> _DESCRIPTION OF THE TASK_:
Check every line of the data below for the string "информации", and copy the ones that hold it.
········
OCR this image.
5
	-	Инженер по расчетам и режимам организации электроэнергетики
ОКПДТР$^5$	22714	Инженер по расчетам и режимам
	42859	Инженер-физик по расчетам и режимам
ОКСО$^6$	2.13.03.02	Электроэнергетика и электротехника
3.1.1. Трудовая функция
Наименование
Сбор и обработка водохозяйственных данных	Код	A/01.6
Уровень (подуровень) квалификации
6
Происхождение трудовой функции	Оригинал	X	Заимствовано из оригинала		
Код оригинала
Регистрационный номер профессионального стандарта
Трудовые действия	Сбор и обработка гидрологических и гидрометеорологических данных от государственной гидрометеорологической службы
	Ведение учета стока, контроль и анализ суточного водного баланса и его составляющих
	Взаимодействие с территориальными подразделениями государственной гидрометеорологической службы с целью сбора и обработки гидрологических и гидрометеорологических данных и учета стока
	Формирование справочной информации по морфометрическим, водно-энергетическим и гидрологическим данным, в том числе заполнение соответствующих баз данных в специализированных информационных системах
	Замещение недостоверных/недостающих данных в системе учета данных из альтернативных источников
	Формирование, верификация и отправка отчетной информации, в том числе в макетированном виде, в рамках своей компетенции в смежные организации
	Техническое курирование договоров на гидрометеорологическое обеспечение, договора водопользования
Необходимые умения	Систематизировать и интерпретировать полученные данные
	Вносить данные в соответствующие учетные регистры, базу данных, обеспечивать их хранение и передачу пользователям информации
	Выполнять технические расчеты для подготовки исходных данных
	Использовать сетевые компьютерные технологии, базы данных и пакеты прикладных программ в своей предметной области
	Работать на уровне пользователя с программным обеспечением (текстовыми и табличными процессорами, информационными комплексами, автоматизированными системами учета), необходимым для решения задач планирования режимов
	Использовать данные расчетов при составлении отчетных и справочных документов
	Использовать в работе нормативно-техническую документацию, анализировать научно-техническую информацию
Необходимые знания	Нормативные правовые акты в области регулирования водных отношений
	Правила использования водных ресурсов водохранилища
········
> _FINAL RESULT_:
	Формирование справочной информации по морфометрическим, водно-энергетическим и гидрологическим данным, в том числе заполнение соответствующих баз данных в специализированных информационных системах
	Формирование, верификация и отправка отчетной информации, в том числе в макетированном виде, в рамках своей компетенции в смежные организации
	Вносить данные в соответствующие учетные регистры, базу данных, обеспечивать их хранение и передачу пользователям информации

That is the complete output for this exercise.